# PROMPT
Write the records out again, keeping each line exactly as it is.

# GIVEN RECORDS
#####
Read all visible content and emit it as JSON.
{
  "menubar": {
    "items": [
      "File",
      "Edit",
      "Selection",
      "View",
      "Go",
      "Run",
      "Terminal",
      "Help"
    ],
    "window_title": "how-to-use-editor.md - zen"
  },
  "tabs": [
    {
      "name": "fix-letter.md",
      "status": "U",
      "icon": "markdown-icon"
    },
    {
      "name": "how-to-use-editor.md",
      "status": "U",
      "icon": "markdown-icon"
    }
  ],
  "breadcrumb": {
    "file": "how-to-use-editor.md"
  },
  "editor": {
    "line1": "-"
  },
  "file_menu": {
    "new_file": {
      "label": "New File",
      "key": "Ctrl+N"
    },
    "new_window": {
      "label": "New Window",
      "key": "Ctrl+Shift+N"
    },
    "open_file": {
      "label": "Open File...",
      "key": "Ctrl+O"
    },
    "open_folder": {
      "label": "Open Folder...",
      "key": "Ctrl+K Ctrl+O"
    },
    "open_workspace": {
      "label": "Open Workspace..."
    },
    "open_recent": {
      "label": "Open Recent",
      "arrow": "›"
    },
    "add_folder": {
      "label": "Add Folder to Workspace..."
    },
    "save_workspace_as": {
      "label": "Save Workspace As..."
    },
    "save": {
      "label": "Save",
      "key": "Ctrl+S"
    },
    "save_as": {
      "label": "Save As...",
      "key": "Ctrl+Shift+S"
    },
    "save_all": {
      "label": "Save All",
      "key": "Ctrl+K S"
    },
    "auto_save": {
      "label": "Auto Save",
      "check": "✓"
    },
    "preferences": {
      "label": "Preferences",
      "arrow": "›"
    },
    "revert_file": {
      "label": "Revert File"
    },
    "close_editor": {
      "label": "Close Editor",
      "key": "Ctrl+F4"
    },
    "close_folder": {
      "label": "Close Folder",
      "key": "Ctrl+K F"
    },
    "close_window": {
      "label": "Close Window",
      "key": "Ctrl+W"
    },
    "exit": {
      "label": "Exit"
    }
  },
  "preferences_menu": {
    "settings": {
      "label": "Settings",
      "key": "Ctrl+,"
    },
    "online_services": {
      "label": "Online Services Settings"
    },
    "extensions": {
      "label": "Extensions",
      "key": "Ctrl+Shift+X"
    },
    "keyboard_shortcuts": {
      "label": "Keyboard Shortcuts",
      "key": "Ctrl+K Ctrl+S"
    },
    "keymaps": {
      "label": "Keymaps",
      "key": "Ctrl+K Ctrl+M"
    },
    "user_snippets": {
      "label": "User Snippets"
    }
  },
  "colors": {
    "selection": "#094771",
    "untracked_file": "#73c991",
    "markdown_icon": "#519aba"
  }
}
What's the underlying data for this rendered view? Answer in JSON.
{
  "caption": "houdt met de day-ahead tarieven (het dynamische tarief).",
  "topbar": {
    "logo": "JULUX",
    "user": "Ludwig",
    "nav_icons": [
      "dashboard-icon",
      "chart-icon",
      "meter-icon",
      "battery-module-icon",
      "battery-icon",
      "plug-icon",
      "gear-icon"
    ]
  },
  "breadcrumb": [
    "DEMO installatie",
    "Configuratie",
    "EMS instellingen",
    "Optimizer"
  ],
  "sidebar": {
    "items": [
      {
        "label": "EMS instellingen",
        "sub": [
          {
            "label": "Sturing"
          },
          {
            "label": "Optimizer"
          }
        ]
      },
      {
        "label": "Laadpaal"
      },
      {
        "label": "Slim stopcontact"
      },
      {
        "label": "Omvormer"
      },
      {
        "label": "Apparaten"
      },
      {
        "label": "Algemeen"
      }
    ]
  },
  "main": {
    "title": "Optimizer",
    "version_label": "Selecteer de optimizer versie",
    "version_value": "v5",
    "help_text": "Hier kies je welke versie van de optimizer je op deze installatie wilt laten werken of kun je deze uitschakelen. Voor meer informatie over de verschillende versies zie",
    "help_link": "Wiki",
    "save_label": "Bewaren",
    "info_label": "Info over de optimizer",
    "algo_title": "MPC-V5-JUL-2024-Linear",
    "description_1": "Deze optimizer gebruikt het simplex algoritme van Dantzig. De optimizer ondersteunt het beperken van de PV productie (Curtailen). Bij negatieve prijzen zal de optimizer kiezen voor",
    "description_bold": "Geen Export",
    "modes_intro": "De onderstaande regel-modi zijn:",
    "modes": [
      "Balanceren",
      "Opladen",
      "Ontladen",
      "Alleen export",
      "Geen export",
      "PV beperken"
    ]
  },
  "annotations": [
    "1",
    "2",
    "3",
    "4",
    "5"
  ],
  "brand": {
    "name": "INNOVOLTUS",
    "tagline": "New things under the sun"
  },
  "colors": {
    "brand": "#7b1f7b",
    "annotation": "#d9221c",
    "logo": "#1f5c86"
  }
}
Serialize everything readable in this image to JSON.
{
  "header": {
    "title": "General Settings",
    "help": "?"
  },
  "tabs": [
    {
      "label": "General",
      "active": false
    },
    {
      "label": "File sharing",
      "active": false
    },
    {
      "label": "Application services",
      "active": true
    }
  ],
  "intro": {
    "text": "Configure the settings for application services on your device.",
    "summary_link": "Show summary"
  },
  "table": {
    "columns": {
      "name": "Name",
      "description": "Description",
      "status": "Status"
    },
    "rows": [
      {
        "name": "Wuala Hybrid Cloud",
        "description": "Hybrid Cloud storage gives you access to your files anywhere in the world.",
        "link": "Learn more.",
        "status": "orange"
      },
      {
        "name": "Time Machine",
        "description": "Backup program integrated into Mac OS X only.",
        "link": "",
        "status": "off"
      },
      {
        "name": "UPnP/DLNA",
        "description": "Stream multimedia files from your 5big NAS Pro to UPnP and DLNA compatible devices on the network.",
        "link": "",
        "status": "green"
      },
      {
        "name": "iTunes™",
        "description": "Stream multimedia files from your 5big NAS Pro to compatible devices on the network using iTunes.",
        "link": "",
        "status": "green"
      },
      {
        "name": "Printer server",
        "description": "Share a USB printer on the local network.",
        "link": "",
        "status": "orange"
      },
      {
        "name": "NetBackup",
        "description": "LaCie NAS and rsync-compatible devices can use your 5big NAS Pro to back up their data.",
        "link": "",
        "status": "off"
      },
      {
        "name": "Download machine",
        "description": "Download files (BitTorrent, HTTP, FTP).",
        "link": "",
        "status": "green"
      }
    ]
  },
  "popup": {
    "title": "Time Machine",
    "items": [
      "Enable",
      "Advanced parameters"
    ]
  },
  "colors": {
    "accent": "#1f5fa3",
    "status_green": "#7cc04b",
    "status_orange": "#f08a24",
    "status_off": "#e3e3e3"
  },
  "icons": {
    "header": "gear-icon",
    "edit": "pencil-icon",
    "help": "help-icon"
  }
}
#####
# EXERCISE SOLUTION
Read all visible content and emit it as JSON.
{
  "menubar": {
    "items": [
      "File",
      "Edit",
      "Selection",
      "View",
      "Go",
      "Run",
      "Terminal",
      "Help"
    ],
    "window_title": "how-to-use-editor.md - zen"
  },
  "tabs": [
    {
      "name": "fix-letter.md",
      "status": "U",
      "icon": "markdown-icon"
    },
    {
      "name": "how-to-use-editor.md",
      "status": "U",
      "icon": "markdown-icon"
    }
  ],
  "breadcrumb": {
    "file": "how-to-use-editor.md"
  },
  "editor": {
    "line1": "-"
  },
  "file_menu": {
    "new_file": {
      "label": "New File",
      "key": "Ctrl+N"
    },
    "new_window": {
      "label": "New Window",
      "key": "Ctrl+Shift+N"
    },
    "open_file": {
      "label": "Open File...",
      "key": "Ctrl+O"
    },
    "open_folder": {
      "label": "Open Folder...",
      "key": "Ctrl+K Ctrl+O"
    },
    "open_workspace": {
      "label": "Open Workspace..."
    },
    "open_recent": {
      "label": "Open Recent",
      "arrow": "›"
    },
    "add_folder": {
      "label": "Add Folder to Workspace..."
    },
    "save_workspace_as": {
      "label": "Save Workspace As..."
    },
    "save": {
      "label": "Save",
      "key": "Ctrl+S"
    },
    "save_as": {
      "label": "Save As...",
      "key": "Ctrl+Shift+S"
    },
    "save_all": {
      "label": "Save All",
      "key": "Ctrl+K S"
    },
    "auto_save": {
      "label": "Auto Save",
      "check": "✓"
    },
    "preferences": {
      "label": "Preferences",
      "arrow": "›"
    },
    "revert_file": {
      "label": "Revert File"
    },
    "close_editor": {
      "label": "Close Editor",
      "key": "Ctrl+F4"
    },
    "close_folder": {
      "label": "Close Folder",
      "key": "Ctrl+K F"
    },
    "close_window": {
      "label": "Close Window",
      "key": "Ctrl+W"
    },
    "exit": {
      "label": "Exit"
    }
  },
  "preferences_menu": {
    "settings": {
      "label": "Settings",
      "key": "Ctrl+,"
    },
    "online_services": {
      "label": "Online Services Settings"
    },
    "extensions": {
      "label": "Extensions",
      "key": "Ctrl+Shift+X"
    },
    "keyboard_shortcuts": {
      "label": "Keyboard Shortcuts",
      "key": "Ctrl+K Ctrl+S"
    },
    "keymaps": {
      "label": "Keymaps",
      "key": "Ctrl+K Ctrl+M"
    },
    "user_snippets": {
      "label": "User Snippets"
    }
  },
  "colors": {
    "selection": "#094771",
    "untracked_file": "#73c991",
    "markdown_icon": "#519aba"
  }
}
What's the underlying data for this rendered view? Answer in JSON.
{
  "caption": "houdt met de day-ahead tarieven (het dynamische tarief).",
  "topbar": {
    "logo": "JULUX",
    "user": "Ludwig",
    "nav_icons": [
      "dashboard-icon",
      "chart-icon",
      "meter-icon",
      "battery-module-icon",
      "battery-icon",
      "plug-icon",
      "gear-icon"
    ]
  },
  "breadcrumb": [
    "DEMO installatie",
    "Configuratie",
    "EMS instellingen",
    "Optimizer"
  ],
  "sidebar": {
    "items": [
      {
        "label": "EMS instellingen",
        "sub": [
          {
            "label": "Sturing"
          },
          {
            "label": "Optimizer"
          }
        ]
      },
      {
        "label": "Laadpaal"
      },
      {
        "label": "Slim stopcontact"
      },
      {
        "label": "Omvormer"
      },
      {
        "label": "Apparaten"
      },
      {
        "label": "Algemeen"
      }
    ]
  },
  "main": {
    "title": "Optimizer",
    "version_label": "Selecteer de optimizer versie",
    "version_value": "v5",
    "help_text": "Hier kies je welke versie van de optimizer je op deze installatie wilt laten werken of kun je deze uitschakelen. Voor meer informatie over de verschillende versies zie",
    "help_link": "Wiki",
    "save_label": "Bewaren",
    "info_label": "Info over de optimizer",
    "algo_title": "MPC-V5-JUL-2024-Linear",
    "description_1": "Deze optimizer gebruikt het simplex algoritme van Dantzig. De optimizer ondersteunt het beperken van de PV productie (Curtailen). Bij negatieve prijzen zal de optimizer kiezen voor",
    "description_bold": "Geen Export",
    "modes_intro": "De onderstaande regel-modi zijn:",
    "modes": [
      "Balanceren",
      "Opladen",
      "Ontladen",
      "Alleen export",
      "Geen export",
      "PV beperken"
    ]
  },
  "annotations": [
    "1",
    "2",
    "3",
    "4",
    "5"
  ],
  "brand": {
    "name": "INNOVOLTUS",
    "tagline": "New things under the sun"
  },
  "colors": {
    "brand": "#7b1f7b",
    "annotation": "#d9221c",
    "logo": "#1f5c86"
  }
}
Serialize everything readable in this image to JSON.
{
  "header": {
    "title": "General Settings",
    "help": "?"
  },
  "tabs": [
    {
      "label": "General",
      "active": false
    },
    {
      "label": "File sharing",
      "active": false
    },
    {
      "label": "Application services",
      "active": true
    }
  ],
  "intro": {
    "text": "Configure the settings for application services on your device.",
    "summary_link": "Show summary"
  },
  "table": {
    "columns": {
      "name": "Name",
      "description": "Description",
      "status": "Status"
    },
    "rows": [
      {
        "name": "Wuala Hybrid Cloud",
        "description": "Hybrid Cloud storage gives you access to your files anywhere in the world.",
        "link": "Learn more.",
        "status": "orange"
      },
      {
        "name": "Time Machine",
        "description": "Backup program integrated into Mac OS X only.",
        "link": "",
        "status": "off"
      },
      {
        "name": "UPnP/DLNA",
        "description": "Stream multimedia files from your 5big NAS Pro to UPnP and DLNA compatible devices on the network.",
        "link": "",
        "status": "green"
      },
      {
        "name": "iTunes™",
        "description": "Stream multimedia files from your 5big NAS Pro to compatible devices on the network using iTunes.",
        "link": "",
        "status": "green"
      },
      {
        "name": "Printer server",
        "description": "Share a USB printer on the local network.",
        "link": "",
        "status": "orange"
      },
      {
        "name": "NetBackup",
        "description": "LaCie NAS and rsync-compatible devices can use your 5big NAS Pro to back up their data.",
        "link": "",
        "status": "off"
      },
      {
        "name": "Download machine",
        "description": "Download files (BitTorrent, HTTP, FTP).",
        "link": "",
        "status": "green"
      }
    ]
  },
  "popup": {
    "title": "Time Machine",
    "items": [
      "Enable",
      "Advanced parameters"
    ]
  },
  "colors": {
    "accent": "#1f5fa3",
    "status_green": "#7cc04b",
    "status_orange": "#f08a24",
    "status_off": "#e3e3e3"
  },
  "icons": {
    "header": "gear-icon",
    "edit": "pencil-icon",
    "help": "help-icon"
  }
}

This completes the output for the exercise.